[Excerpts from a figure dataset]

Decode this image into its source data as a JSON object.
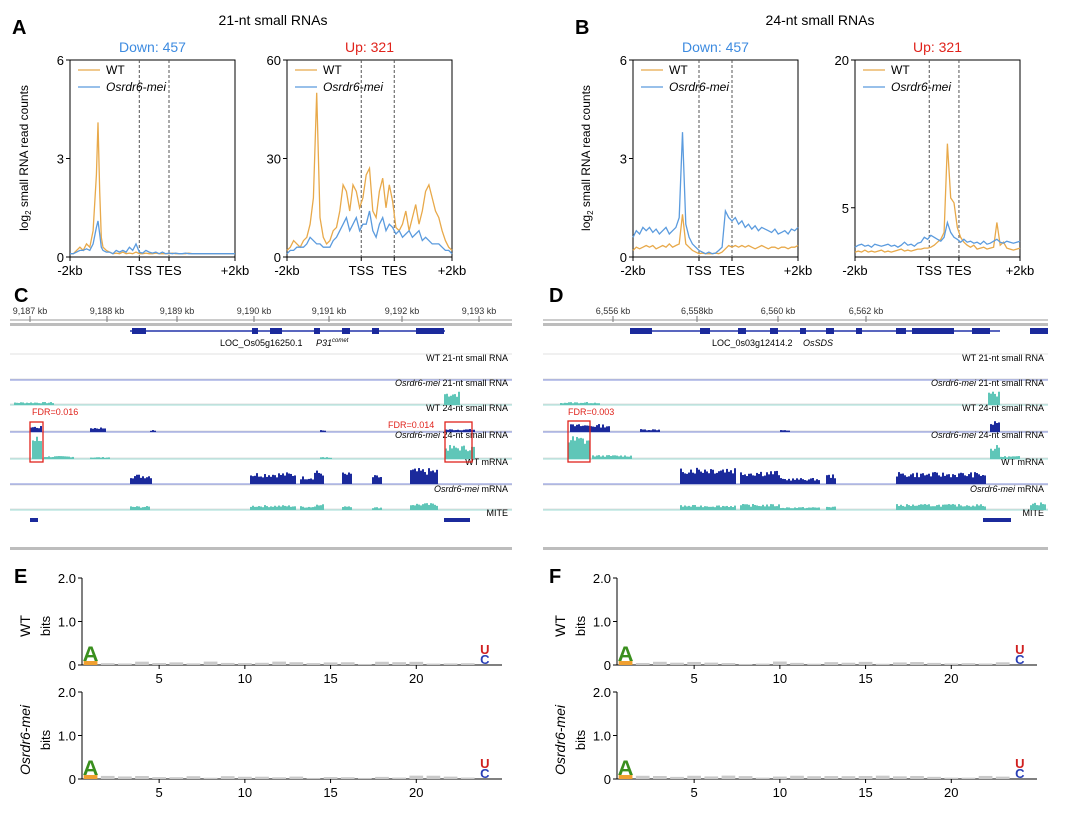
{
  "panels": {
    "A": "A",
    "B": "B",
    "C": "C",
    "D": "D",
    "E": "E",
    "F": "F"
  },
  "colors": {
    "wt": "#e8a94a",
    "mut": "#5b9bde",
    "down": "#3d8be0",
    "up": "#e0231c",
    "track_wt": "#1b2a9c",
    "track_mut": "#5fc6b8",
    "fdr": "#e0231c"
  },
  "metaplots": {
    "A": {
      "title": "21-nt small RNAs",
      "ylabel": "log2 small RNA read counts",
      "xticks": [
        "-2kb",
        "TSS",
        "TES",
        "+2kb"
      ],
      "legend": [
        "WT",
        "Osrdr6-mei"
      ],
      "plots": [
        {
          "label": "Down: 457",
          "ylim": [
            0,
            6
          ],
          "yticks": [
            "0",
            "3",
            "6"
          ],
          "chart_data": {
            "type": "line",
            "x": [
              0,
              2,
              4,
              6,
              8,
              10,
              12,
              14,
              16,
              17,
              18,
              19,
              20,
              22,
              24,
              26,
              28,
              30,
              32,
              34,
              36,
              38,
              40,
              42,
              44,
              46,
              48,
              50,
              52,
              54,
              56,
              58,
              60,
              62,
              64,
              66,
              68,
              70,
              72,
              74,
              76,
              78,
              80,
              82,
              84,
              86,
              88,
              90,
              92,
              94,
              96,
              98,
              100
            ],
            "series": [
              {
                "name": "WT",
                "values": [
                  0.1,
                  0.1,
                  0.2,
                  0.3,
                  0.2,
                  0.4,
                  0.3,
                  0.8,
                  2.5,
                  4.1,
                  2.0,
                  0.6,
                  0.3,
                  0.2,
                  0.15,
                  0.1,
                  0.12,
                  0.1,
                  0.15,
                  0.1,
                  0.12,
                  0.1,
                  0.15,
                  0.1,
                  0.1,
                  0.12,
                  0.1,
                  0.1,
                  0.12,
                  0.1,
                  0.1,
                  0.1,
                  0.1,
                  0.12,
                  0.1,
                  0.1,
                  0.1,
                  0.1,
                  0.12,
                  0.1,
                  0.1,
                  0.1,
                  0.1,
                  0.1,
                  0.1,
                  0.1,
                  0.1,
                  0.1,
                  0.1,
                  0.1,
                  0.1,
                  0.1,
                  0.1
                ]
              },
              {
                "name": "Osrdr6-mei",
                "values": [
                  0.1,
                  0.1,
                  0.15,
                  0.2,
                  0.2,
                  0.25,
                  0.2,
                  0.4,
                  0.9,
                  1.1,
                  0.7,
                  0.3,
                  0.2,
                  0.15,
                  0.15,
                  0.1,
                  0.2,
                  0.15,
                  0.2,
                  0.15,
                  0.3,
                  0.2,
                  0.4,
                  0.15,
                  0.12,
                  0.2,
                  0.15,
                  0.12,
                  0.15,
                  0.1,
                  0.15,
                  0.1,
                  0.12,
                  0.1,
                  0.12,
                  0.1,
                  0.1,
                  0.12,
                  0.1,
                  0.1,
                  0.1,
                  0.1,
                  0.1,
                  0.1,
                  0.1,
                  0.1,
                  0.1,
                  0.1,
                  0.1,
                  0.1,
                  0.1,
                  0.1,
                  0.1
                ]
              }
            ]
          }
        },
        {
          "label": "Up: 321",
          "ylim": [
            0,
            60
          ],
          "yticks": [
            "0",
            "30",
            "60"
          ],
          "chart_data": {
            "type": "line",
            "x": [
              0,
              2,
              4,
              6,
              8,
              10,
              12,
              14,
              16,
              18,
              20,
              22,
              24,
              26,
              28,
              30,
              32,
              34,
              36,
              38,
              40,
              42,
              44,
              46,
              48,
              50,
              52,
              54,
              56,
              58,
              60,
              62,
              64,
              66,
              68,
              70,
              72,
              74,
              76,
              78,
              80,
              82,
              84,
              86,
              88,
              90,
              92,
              94,
              96,
              98,
              100
            ],
            "series": [
              {
                "name": "WT",
                "values": [
                  2,
                  3,
                  5,
                  4,
                  3,
                  5,
                  6,
                  10,
                  18,
                  50,
                  12,
                  6,
                  4,
                  5,
                  8,
                  9,
                  14,
                  22,
                  20,
                  14,
                  22,
                  20,
                  15,
                  18,
                  25,
                  27,
                  14,
                  12,
                  20,
                  24,
                  15,
                  22,
                  17,
                  9,
                  8,
                  10,
                  14,
                  8,
                  12,
                  16,
                  10,
                  14,
                  20,
                  22,
                  18,
                  14,
                  12,
                  8,
                  5,
                  3,
                  2
                ]
              },
              {
                "name": "Osrdr6-mei",
                "values": [
                  1,
                  2,
                  2,
                  3,
                  3,
                  3,
                  4,
                  6,
                  5,
                  4,
                  4,
                  3,
                  3,
                  3,
                  5,
                  6,
                  8,
                  10,
                  12,
                  8,
                  10,
                  12,
                  8,
                  10,
                  10,
                  14,
                  8,
                  6,
                  10,
                  12,
                  8,
                  10,
                  9,
                  7,
                  8,
                  6,
                  7,
                  8,
                  6,
                  7,
                  8,
                  5,
                  6,
                  5,
                  4,
                  4,
                  4,
                  3,
                  2,
                  2,
                  1
                ]
              }
            ]
          }
        }
      ]
    },
    "B": {
      "title": "24-nt small RNAs",
      "ylabel": "log2 small RNA read counts",
      "xticks": [
        "-2kb",
        "TSS",
        "TES",
        "+2kb"
      ],
      "legend": [
        "WT",
        "Osrdr6-mei"
      ],
      "plots": [
        {
          "label": "Down: 457",
          "ylim": [
            0,
            6
          ],
          "yticks": [
            "0",
            "3",
            "6"
          ],
          "chart_data": {
            "type": "line",
            "x": [
              0,
              2,
              4,
              6,
              8,
              10,
              12,
              14,
              16,
              18,
              20,
              22,
              24,
              26,
              28,
              30,
              32,
              34,
              36,
              38,
              40,
              42,
              44,
              46,
              48,
              50,
              52,
              54,
              56,
              58,
              60,
              62,
              64,
              66,
              68,
              70,
              72,
              74,
              76,
              78,
              80,
              82,
              84,
              86,
              88,
              90,
              92,
              94,
              96,
              98,
              100
            ],
            "series": [
              {
                "name": "WT",
                "values": [
                  0.2,
                  0.3,
                  0.25,
                  0.3,
                  0.35,
                  0.3,
                  0.35,
                  0.25,
                  0.3,
                  0.35,
                  0.3,
                  0.4,
                  0.3,
                  0.35,
                  0.4,
                  1.3,
                  0.4,
                  0.3,
                  0.2,
                  0.15,
                  0.1,
                  0.12,
                  0.1,
                  0.1,
                  0.1,
                  0.12,
                  0.1,
                  0.15,
                  0.25,
                  0.35,
                  0.3,
                  0.35,
                  0.3,
                  0.35,
                  0.3,
                  0.35,
                  0.3,
                  0.25,
                  0.3,
                  0.35,
                  0.3,
                  0.25,
                  0.3,
                  0.3,
                  0.25,
                  0.3,
                  0.3,
                  0.25,
                  0.3,
                  0.3,
                  0.35
                ]
              },
              {
                "name": "Osrdr6-mei",
                "values": [
                  0.6,
                  0.8,
                  0.7,
                  0.9,
                  0.8,
                  0.9,
                  0.75,
                  0.85,
                  0.7,
                  0.8,
                  0.9,
                  0.7,
                  0.8,
                  0.9,
                  1.2,
                  3.8,
                  1.0,
                  0.6,
                  0.4,
                  0.3,
                  0.2,
                  0.15,
                  0.1,
                  0.15,
                  0.1,
                  0.12,
                  0.2,
                  0.3,
                  1.4,
                  1.2,
                  1.1,
                  1.2,
                  1.0,
                  1.1,
                  0.9,
                  1.0,
                  0.85,
                  0.95,
                  0.8,
                  0.9,
                  0.85,
                  0.8,
                  0.75,
                  0.85,
                  0.7,
                  0.75,
                  0.8,
                  0.7,
                  0.85,
                  0.8,
                  0.9
                ]
              }
            ]
          }
        },
        {
          "label": "Up: 321",
          "ylim": [
            0,
            20
          ],
          "yticks": [
            "5",
            "20"
          ],
          "chart_data": {
            "type": "line",
            "x": [
              0,
              2,
              4,
              6,
              8,
              10,
              12,
              14,
              16,
              18,
              20,
              22,
              24,
              26,
              28,
              30,
              32,
              34,
              36,
              38,
              40,
              42,
              44,
              46,
              48,
              50,
              52,
              54,
              56,
              58,
              60,
              62,
              64,
              66,
              68,
              70,
              72,
              74,
              76,
              78,
              80,
              82,
              84,
              86,
              88,
              90,
              92,
              94,
              96,
              98,
              100
            ],
            "series": [
              {
                "name": "WT",
                "values": [
                  0.5,
                  0.6,
                  0.5,
                  0.7,
                  0.5,
                  0.6,
                  0.5,
                  0.6,
                  0.7,
                  0.5,
                  0.6,
                  0.5,
                  0.6,
                  0.7,
                  0.8,
                  0.6,
                  0.7,
                  0.6,
                  0.7,
                  0.8,
                  0.8,
                  0.9,
                  0.9,
                  1.0,
                  1.2,
                  1.5,
                  1.8,
                  2.5,
                  11.5,
                  6,
                  5.5,
                  3,
                  2,
                  1.5,
                  1.2,
                  1.0,
                  1.2,
                  0.8,
                  0.9,
                  1.0,
                  0.8,
                  0.9,
                  1.0,
                  3.5,
                  1.2,
                  1.5,
                  0.9,
                  0.8,
                  0.7,
                  0.8,
                  0.9
                ]
              },
              {
                "name": "Osrdr6-mei",
                "values": [
                  1.0,
                  1.2,
                  1.3,
                  1.1,
                  1.2,
                  1.0,
                  1.3,
                  1.2,
                  1.1,
                  1.2,
                  1.3,
                  1.1,
                  1.2,
                  1.0,
                  1.2,
                  1.5,
                  1.2,
                  1.3,
                  1.1,
                  1.4,
                  1.5,
                  2.0,
                  1.8,
                  2.2,
                  2.0,
                  1.8,
                  1.6,
                  2.0,
                  3.5,
                  2.5,
                  2.0,
                  1.8,
                  1.5,
                  1.8,
                  1.5,
                  1.6,
                  1.4,
                  1.5,
                  1.3,
                  1.6,
                  1.3,
                  1.4,
                  1.6,
                  1.8,
                  1.5,
                  1.4,
                  1.6,
                  1.5,
                  1.4,
                  1.5,
                  1.6
                ]
              }
            ]
          }
        }
      ]
    }
  },
  "browsers": {
    "C": {
      "coords": [
        "9,187 kb",
        "9,188 kb",
        "9,189 kb",
        "9,190 kb",
        "9,191 kb",
        "9,192 kb",
        "9,193 kb"
      ],
      "gene": "LOC_Os05g16250.1",
      "gene_name": "P31",
      "gene_sup": "comet",
      "tracks": [
        "WT 21-nt small RNA",
        "Osrdr6-mei 21-nt small RNA",
        "WT 24-nt small RNA",
        "Osrdr6-mei 24-nt small RNA",
        "WT mRNA",
        "Osrdr6-mei mRNA",
        "MITE"
      ],
      "fdr": [
        "FDR=0.016",
        "FDR=0.014"
      ]
    },
    "D": {
      "coords": [
        "6,556 kb",
        "6,558kb",
        "6,560 kb",
        "6,562 kb"
      ],
      "gene": "LOC_0s03g12414.2",
      "gene_name": "OsSDS",
      "tracks": [
        "WT 21-nt small RNA",
        "Osrdr6-mei 21-nt small RNA",
        "WT 24-nt small RNA",
        "Osrdr6-mei 24-nt small RNA",
        "WT mRNA",
        "Osrdr6-mei mRNA",
        "MITE"
      ],
      "fdr": [
        "FDR=0.003"
      ]
    }
  },
  "logos": {
    "yticks": [
      "0",
      "1.0",
      "2.0"
    ],
    "ylabel": "bits",
    "xticks": [
      "5",
      "10",
      "15",
      "20"
    ],
    "rows": [
      "WT",
      "Osrdr6-mei"
    ],
    "first_letter": "A",
    "last_letters": [
      "U",
      "C"
    ]
  }
}
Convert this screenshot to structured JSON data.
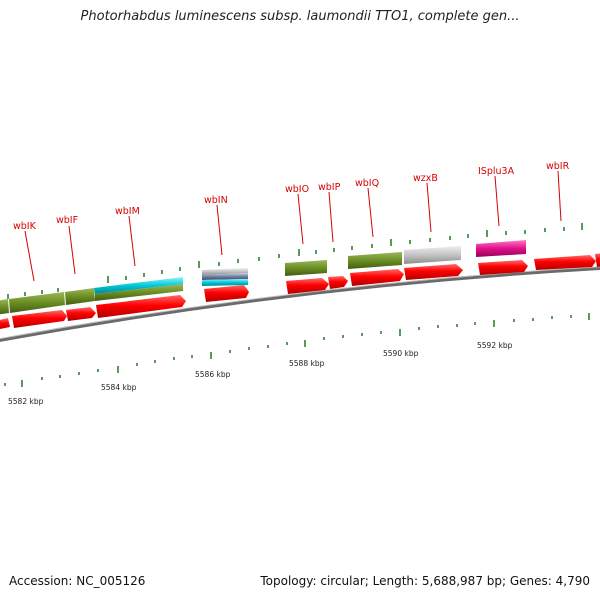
{
  "title": "Photorhabdus luminescens subsp. laumondii TTO1, complete gen...",
  "accession_text": "Accession: NC_005126",
  "summary_text": "Topology: circular; Length: 5,688,987 bp; Genes: 4,790",
  "colors": {
    "backbone": "#808080",
    "cds": "#ff0000",
    "olive": "#6b8e23",
    "cyan": "#00c8d8",
    "gray": "#c0c0c0",
    "slate": "#7080a0",
    "magenta": "#e0108a",
    "tick": "#1e7a1e",
    "label": "#d60000"
  },
  "gene_labels": [
    "wbIK",
    "wbIF",
    "wbIM",
    "wbIN",
    "wbIO",
    "wbIP",
    "wbIQ",
    "wzxB",
    "ISplu3A",
    "wbIR"
  ],
  "scale_labels": [
    "5582 kbp",
    "5584 kbp",
    "5586 kbp",
    "5588 kbp",
    "5590 kbp",
    "5592 kbp"
  ]
}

PROBLEM DETAILS: The answer must be every line from the records above that contains the word "RNAs", copied in full.

EXERCISE SOLUTION:
      "title": "21-nt small RNAs",
      "title": "24-nt small RNAs",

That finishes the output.